§ **Task objective**
Records follow. Select each line holding "value".

--- Start of Records to process ---

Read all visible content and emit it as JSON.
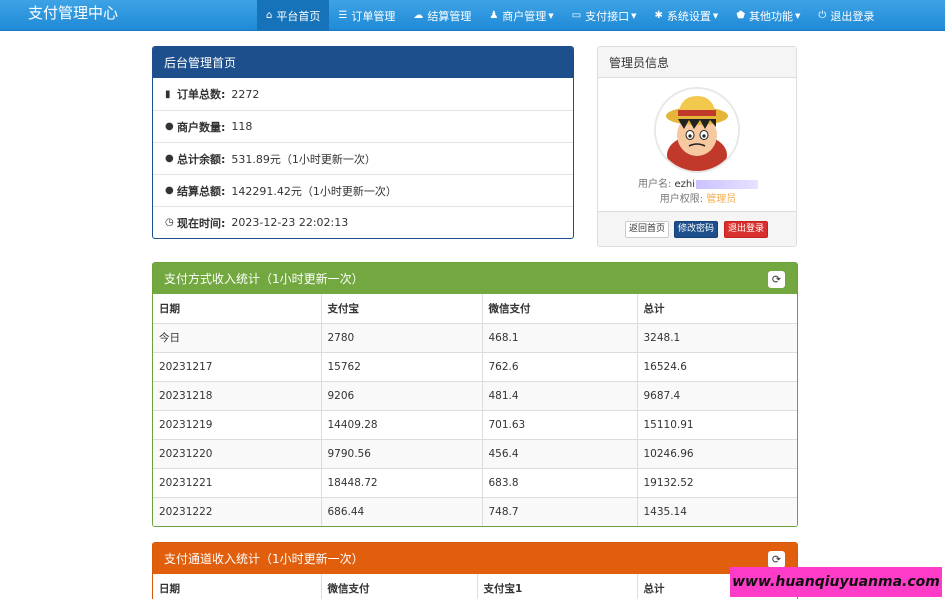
{
  "brand": "支付管理中心",
  "nav": [
    {
      "icon": "home-icon",
      "glyph": "⌂",
      "label": "平台首页",
      "caret": false,
      "active": true
    },
    {
      "icon": "list-icon",
      "glyph": "☰",
      "label": "订单管理",
      "caret": false,
      "active": false
    },
    {
      "icon": "cloud-icon",
      "glyph": "☁",
      "label": "结算管理",
      "caret": false,
      "active": false
    },
    {
      "icon": "user-icon",
      "glyph": "♟",
      "label": "商户管理",
      "caret": true,
      "active": false
    },
    {
      "icon": "card-icon",
      "glyph": "▭",
      "label": "支付接口",
      "caret": true,
      "active": false
    },
    {
      "icon": "gear-icon",
      "glyph": "✱",
      "label": "系统设置",
      "caret": true,
      "active": false
    },
    {
      "icon": "shield-icon",
      "glyph": "⬟",
      "label": "其他功能",
      "caret": true,
      "active": false
    },
    {
      "icon": "power-icon",
      "glyph": "⏻",
      "label": "退出登录",
      "caret": false,
      "active": false
    }
  ],
  "home": {
    "title": "后台管理首页",
    "stats": [
      {
        "icon": "bar-chart-icon",
        "glyph": "▮",
        "label": "订单总数:",
        "value": "2272"
      },
      {
        "icon": "drop-icon",
        "glyph": "●",
        "label": "商户数量:",
        "value": "118"
      },
      {
        "icon": "drop-icon",
        "glyph": "●",
        "label": "总计余额:",
        "value": "531.89元（1小时更新一次）"
      },
      {
        "icon": "drop-icon",
        "glyph": "●",
        "label": "结算总额:",
        "value": "142291.42元（1小时更新一次）"
      },
      {
        "icon": "clock-icon",
        "glyph": "◷",
        "label": "现在时间:",
        "value": "2023-12-23 22:02:13"
      }
    ]
  },
  "admin": {
    "title": "管理员信息",
    "username_label": "用户名:",
    "username": "ezhi",
    "role_label": "用户权限:",
    "role": "管理员",
    "buttons": {
      "home": "返回首页",
      "password": "修改密码",
      "logout": "退出登录"
    }
  },
  "pay_stats": {
    "title": "支付方式收入统计（1小时更新一次）",
    "headers": [
      "日期",
      "支付宝",
      "微信支付",
      "总计"
    ],
    "rows": [
      [
        "今日",
        "2780",
        "468.1",
        "3248.1"
      ],
      [
        "20231217",
        "15762",
        "762.6",
        "16524.6"
      ],
      [
        "20231218",
        "9206",
        "481.4",
        "9687.4"
      ],
      [
        "20231219",
        "14409.28",
        "701.63",
        "15110.91"
      ],
      [
        "20231220",
        "9790.56",
        "456.4",
        "10246.96"
      ],
      [
        "20231221",
        "18448.72",
        "683.8",
        "19132.52"
      ],
      [
        "20231222",
        "686.44",
        "748.7",
        "1435.14"
      ]
    ]
  },
  "channel_stats": {
    "title": "支付通道收入统计（1小时更新一次）",
    "headers": [
      "日期",
      "微信支付",
      "支付宝1",
      "总计"
    ]
  },
  "watermark": "www.huanqiuyuanma.com"
}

--- End of Records to process ---

§ **Written answer**
        "value": "2272"
        "value": "118"
        "value": "531.89元（1小时更新一次）"
        "value": "142291.42元（1小时更新一次）"
        "value": "2023-12-23 22:02:13"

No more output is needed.